- [Exercise]: Restate the records below word for word.

- [Dataset items]:
::::

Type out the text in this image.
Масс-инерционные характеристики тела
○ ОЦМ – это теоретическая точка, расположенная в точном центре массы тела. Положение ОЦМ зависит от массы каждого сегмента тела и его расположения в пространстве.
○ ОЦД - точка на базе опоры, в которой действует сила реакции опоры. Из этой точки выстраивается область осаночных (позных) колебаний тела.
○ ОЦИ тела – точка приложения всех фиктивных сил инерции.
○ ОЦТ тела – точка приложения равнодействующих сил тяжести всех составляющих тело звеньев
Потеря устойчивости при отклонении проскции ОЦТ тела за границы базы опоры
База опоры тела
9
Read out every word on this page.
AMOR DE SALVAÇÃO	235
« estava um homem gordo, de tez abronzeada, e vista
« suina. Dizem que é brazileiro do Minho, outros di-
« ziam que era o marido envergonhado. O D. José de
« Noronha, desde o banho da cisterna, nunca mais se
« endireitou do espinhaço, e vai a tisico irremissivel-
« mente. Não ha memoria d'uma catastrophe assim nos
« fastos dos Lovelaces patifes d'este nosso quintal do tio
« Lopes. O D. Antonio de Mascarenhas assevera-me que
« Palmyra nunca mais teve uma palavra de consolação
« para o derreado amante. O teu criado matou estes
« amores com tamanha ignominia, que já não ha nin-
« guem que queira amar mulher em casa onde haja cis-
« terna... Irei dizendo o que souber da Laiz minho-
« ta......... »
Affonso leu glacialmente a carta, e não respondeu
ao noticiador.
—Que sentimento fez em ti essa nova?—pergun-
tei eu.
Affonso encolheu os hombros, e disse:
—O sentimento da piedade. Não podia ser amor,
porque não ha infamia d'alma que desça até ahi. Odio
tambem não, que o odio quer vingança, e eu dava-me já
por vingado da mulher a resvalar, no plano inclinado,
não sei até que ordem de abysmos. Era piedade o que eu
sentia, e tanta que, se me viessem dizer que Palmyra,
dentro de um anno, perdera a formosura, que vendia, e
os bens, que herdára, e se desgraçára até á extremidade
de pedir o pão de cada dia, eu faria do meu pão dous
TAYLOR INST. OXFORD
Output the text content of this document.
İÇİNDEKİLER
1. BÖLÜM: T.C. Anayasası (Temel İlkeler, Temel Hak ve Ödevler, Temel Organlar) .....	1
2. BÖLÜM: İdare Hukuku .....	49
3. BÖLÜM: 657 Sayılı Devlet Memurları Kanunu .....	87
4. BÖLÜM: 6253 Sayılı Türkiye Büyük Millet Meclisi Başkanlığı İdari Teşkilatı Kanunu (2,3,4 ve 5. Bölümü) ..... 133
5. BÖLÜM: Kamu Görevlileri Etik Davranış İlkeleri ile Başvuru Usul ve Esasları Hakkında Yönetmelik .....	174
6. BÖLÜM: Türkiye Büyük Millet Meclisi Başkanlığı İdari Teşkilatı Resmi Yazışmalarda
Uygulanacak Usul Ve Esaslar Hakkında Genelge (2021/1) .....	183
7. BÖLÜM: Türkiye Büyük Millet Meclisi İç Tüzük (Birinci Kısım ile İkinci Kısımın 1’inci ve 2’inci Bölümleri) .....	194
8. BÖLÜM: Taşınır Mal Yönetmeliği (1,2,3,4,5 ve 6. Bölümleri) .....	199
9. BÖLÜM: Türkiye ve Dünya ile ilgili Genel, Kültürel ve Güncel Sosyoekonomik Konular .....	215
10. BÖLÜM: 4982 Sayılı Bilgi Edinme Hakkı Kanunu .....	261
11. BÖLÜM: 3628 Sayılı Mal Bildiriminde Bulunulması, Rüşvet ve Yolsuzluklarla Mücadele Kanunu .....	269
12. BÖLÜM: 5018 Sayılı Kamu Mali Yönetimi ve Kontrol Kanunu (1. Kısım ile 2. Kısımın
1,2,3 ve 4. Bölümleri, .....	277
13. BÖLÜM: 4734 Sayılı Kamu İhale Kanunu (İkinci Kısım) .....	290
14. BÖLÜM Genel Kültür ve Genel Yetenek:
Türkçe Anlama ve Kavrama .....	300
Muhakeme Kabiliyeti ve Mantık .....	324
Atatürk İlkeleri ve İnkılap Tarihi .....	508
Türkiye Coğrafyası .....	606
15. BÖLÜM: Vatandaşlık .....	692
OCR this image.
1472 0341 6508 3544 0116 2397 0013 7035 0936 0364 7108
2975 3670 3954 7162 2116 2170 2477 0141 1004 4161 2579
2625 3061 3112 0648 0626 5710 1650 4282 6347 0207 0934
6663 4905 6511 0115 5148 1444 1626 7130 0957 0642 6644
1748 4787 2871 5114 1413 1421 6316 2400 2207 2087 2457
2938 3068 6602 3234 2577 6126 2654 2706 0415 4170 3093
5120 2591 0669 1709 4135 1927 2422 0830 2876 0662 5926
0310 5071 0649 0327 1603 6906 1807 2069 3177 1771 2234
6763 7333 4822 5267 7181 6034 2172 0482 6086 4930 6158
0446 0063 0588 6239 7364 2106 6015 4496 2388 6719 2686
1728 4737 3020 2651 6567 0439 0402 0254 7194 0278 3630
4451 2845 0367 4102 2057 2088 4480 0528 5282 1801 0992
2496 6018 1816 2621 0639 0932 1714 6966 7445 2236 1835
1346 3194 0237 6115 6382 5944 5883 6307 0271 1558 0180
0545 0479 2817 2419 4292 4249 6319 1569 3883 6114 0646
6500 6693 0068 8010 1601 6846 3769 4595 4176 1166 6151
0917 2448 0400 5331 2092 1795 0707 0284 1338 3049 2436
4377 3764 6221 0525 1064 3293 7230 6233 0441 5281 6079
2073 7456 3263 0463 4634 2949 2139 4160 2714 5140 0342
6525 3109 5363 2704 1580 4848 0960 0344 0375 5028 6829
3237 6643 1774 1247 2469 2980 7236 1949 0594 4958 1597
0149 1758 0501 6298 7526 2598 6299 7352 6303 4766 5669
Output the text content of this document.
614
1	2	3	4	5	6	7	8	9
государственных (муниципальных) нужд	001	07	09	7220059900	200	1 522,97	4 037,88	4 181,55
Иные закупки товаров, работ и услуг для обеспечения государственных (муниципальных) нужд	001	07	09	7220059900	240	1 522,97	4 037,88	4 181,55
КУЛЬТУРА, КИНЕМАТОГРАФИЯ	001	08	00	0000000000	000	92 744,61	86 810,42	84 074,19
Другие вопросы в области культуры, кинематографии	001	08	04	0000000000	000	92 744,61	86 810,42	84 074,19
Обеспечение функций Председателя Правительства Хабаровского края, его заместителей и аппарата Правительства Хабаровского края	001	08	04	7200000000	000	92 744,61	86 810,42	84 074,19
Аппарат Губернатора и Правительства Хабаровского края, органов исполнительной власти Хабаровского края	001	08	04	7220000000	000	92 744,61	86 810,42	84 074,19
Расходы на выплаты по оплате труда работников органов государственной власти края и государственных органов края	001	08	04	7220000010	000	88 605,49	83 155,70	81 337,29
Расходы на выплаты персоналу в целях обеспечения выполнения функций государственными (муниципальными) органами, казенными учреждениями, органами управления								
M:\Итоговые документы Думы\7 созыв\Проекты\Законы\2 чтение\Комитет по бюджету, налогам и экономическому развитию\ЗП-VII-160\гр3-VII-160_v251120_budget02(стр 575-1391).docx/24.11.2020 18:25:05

::::

- [Correct answer]:
Type out the text in this image.
Масс-инерционные характеристики тела
○ ОЦМ – это теоретическая точка, расположенная в точном центре массы тела. Положение ОЦМ зависит от массы каждого сегмента тела и его расположения в пространстве.
○ ОЦД - точка на базе опоры, в которой действует сила реакции опоры. Из этой точки выстраивается область осаночных (позных) колебаний тела.
○ ОЦИ тела – точка приложения всех фиктивных сил инерции.
○ ОЦТ тела – точка приложения равнодействующих сил тяжести всех составляющих тело звеньев
Потеря устойчивости при отклонении проскции ОЦТ тела за границы базы опоры
База опоры тела
9
Read out every word on this page.
AMOR DE SALVAÇÃO	235
« estava um homem gordo, de tez abronzeada, e vista
« suina. Dizem que é brazileiro do Minho, outros di-
« ziam que era o marido envergonhado. O D. José de
« Noronha, desde o banho da cisterna, nunca mais se
« endireitou do espinhaço, e vai a tisico irremissivel-
« mente. Não ha memoria d'uma catastrophe assim nos
« fastos dos Lovelaces patifes d'este nosso quintal do tio
« Lopes. O D. Antonio de Mascarenhas assevera-me que
« Palmyra nunca mais teve uma palavra de consolação
« para o derreado amante. O teu criado matou estes
« amores com tamanha ignominia, que já não ha nin-
« guem que queira amar mulher em casa onde haja cis-
« terna... Irei dizendo o que souber da Laiz minho-
« ta......... »
Affonso leu glacialmente a carta, e não respondeu
ao noticiador.
—Que sentimento fez em ti essa nova?—pergun-
tei eu.
Affonso encolheu os hombros, e disse:
—O sentimento da piedade. Não podia ser amor,
porque não ha infamia d'alma que desça até ahi. Odio
tambem não, que o odio quer vingança, e eu dava-me já
por vingado da mulher a resvalar, no plano inclinado,
não sei até que ordem de abysmos. Era piedade o que eu
sentia, e tanta que, se me viessem dizer que Palmyra,
dentro de um anno, perdera a formosura, que vendia, e
os bens, que herdára, e se desgraçára até á extremidade
de pedir o pão de cada dia, eu faria do meu pão dous
TAYLOR INST. OXFORD
Output the text content of this document.
İÇİNDEKİLER
1. BÖLÜM: T.C. Anayasası (Temel İlkeler, Temel Hak ve Ödevler, Temel Organlar) .....	1
2. BÖLÜM: İdare Hukuku .....	49
3. BÖLÜM: 657 Sayılı Devlet Memurları Kanunu .....	87
4. BÖLÜM: 6253 Sayılı Türkiye Büyük Millet Meclisi Başkanlığı İdari Teşkilatı Kanunu (2,3,4 ve 5. Bölümü) ..... 133
5. BÖLÜM: Kamu Görevlileri Etik Davranış İlkeleri ile Başvuru Usul ve Esasları Hakkında Yönetmelik .....	174
6. BÖLÜM: Türkiye Büyük Millet Meclisi Başkanlığı İdari Teşkilatı Resmi Yazışmalarda
Uygulanacak Usul Ve Esaslar Hakkında Genelge (2021/1) .....	183
7. BÖLÜM: Türkiye Büyük Millet Meclisi İç Tüzük (Birinci Kısım ile İkinci Kısımın 1’inci ve 2’inci Bölümleri) .....	194
8. BÖLÜM: Taşınır Mal Yönetmeliği (1,2,3,4,5 ve 6. Bölümleri) .....	199
9. BÖLÜM: Türkiye ve Dünya ile ilgili Genel, Kültürel ve Güncel Sosyoekonomik Konular .....	215
10. BÖLÜM: 4982 Sayılı Bilgi Edinme Hakkı Kanunu .....	261
11. BÖLÜM: 3628 Sayılı Mal Bildiriminde Bulunulması, Rüşvet ve Yolsuzluklarla Mücadele Kanunu .....	269
12. BÖLÜM: 5018 Sayılı Kamu Mali Yönetimi ve Kontrol Kanunu (1. Kısım ile 2. Kısımın
1,2,3 ve 4. Bölümleri, .....	277
13. BÖLÜM: 4734 Sayılı Kamu İhale Kanunu (İkinci Kısım) .....	290
14. BÖLÜM Genel Kültür ve Genel Yetenek:
Türkçe Anlama ve Kavrama .....	300
Muhakeme Kabiliyeti ve Mantık .....	324
Atatürk İlkeleri ve İnkılap Tarihi .....	508
Türkiye Coğrafyası .....	606
15. BÖLÜM: Vatandaşlık .....	692
OCR this image.
1472 0341 6508 3544 0116 2397 0013 7035 0936 0364 7108
2975 3670 3954 7162 2116 2170 2477 0141 1004 4161 2579
2625 3061 3112 0648 0626 5710 1650 4282 6347 0207 0934
6663 4905 6511 0115 5148 1444 1626 7130 0957 0642 6644
1748 4787 2871 5114 1413 1421 6316 2400 2207 2087 2457
2938 3068 6602 3234 2577 6126 2654 2706 0415 4170 3093
5120 2591 0669 1709 4135 1927 2422 0830 2876 0662 5926
0310 5071 0649 0327 1603 6906 1807 2069 3177 1771 2234
6763 7333 4822 5267 7181 6034 2172 0482 6086 4930 6158
0446 0063 0588 6239 7364 2106 6015 4496 2388 6719 2686
1728 4737 3020 2651 6567 0439 0402 0254 7194 0278 3630
4451 2845 0367 4102 2057 2088 4480 0528 5282 1801 0992
2496 6018 1816 2621 0639 0932 1714 6966 7445 2236 1835
1346 3194 0237 6115 6382 5944 5883 6307 0271 1558 0180
0545 0479 2817 2419 4292 4249 6319 1569 3883 6114 0646
6500 6693 0068 8010 1601 6846 3769 4595 4176 1166 6151
0917 2448 0400 5331 2092 1795 0707 0284 1338 3049 2436
4377 3764 6221 0525 1064 3293 7230 6233 0441 5281 6079
2073 7456 3263 0463 4634 2949 2139 4160 2714 5140 0342
6525 3109 5363 2704 1580 4848 0960 0344 0375 5028 6829
3237 6643 1774 1247 2469 2980 7236 1949 0594 4958 1597
0149 1758 0501 6298 7526 2598 6299 7352 6303 4766 5669
Output the text content of this document.
614
1	2	3	4	5	6	7	8	9
государственных (муниципальных) нужд	001	07	09	7220059900	200	1 522,97	4 037,88	4 181,55
Иные закупки товаров, работ и услуг для обеспечения государственных (муниципальных) нужд	001	07	09	7220059900	240	1 522,97	4 037,88	4 181,55
КУЛЬТУРА, КИНЕМАТОГРАФИЯ	001	08	00	0000000000	000	92 744,61	86 810,42	84 074,19
Другие вопросы в области культуры, кинематографии	001	08	04	0000000000	000	92 744,61	86 810,42	84 074,19
Обеспечение функций Председателя Правительства Хабаровского края, его заместителей и аппарата Правительства Хабаровского края	001	08	04	7200000000	000	92 744,61	86 810,42	84 074,19
Аппарат Губернатора и Правительства Хабаровского края, органов исполнительной власти Хабаровского края	001	08	04	7220000000	000	92 744,61	86 810,42	84 074,19
Расходы на выплаты по оплате труда работников органов государственной власти края и государственных органов края	001	08	04	7220000010	000	88 605,49	83 155,70	81 337,29
Расходы на выплаты персоналу в целях обеспечения выполнения функций государственными (муниципальными) органами, казенными учреждениями, органами управления								
M:\Итоговые документы Думы\7 созыв\Проекты\Законы\2 чтение\Комитет по бюджету, налогам и экономическому развитию\ЗП-VII-160\гр3-VII-160_v251120_budget02(стр 575-1391).docx/24.11.2020 18:25:05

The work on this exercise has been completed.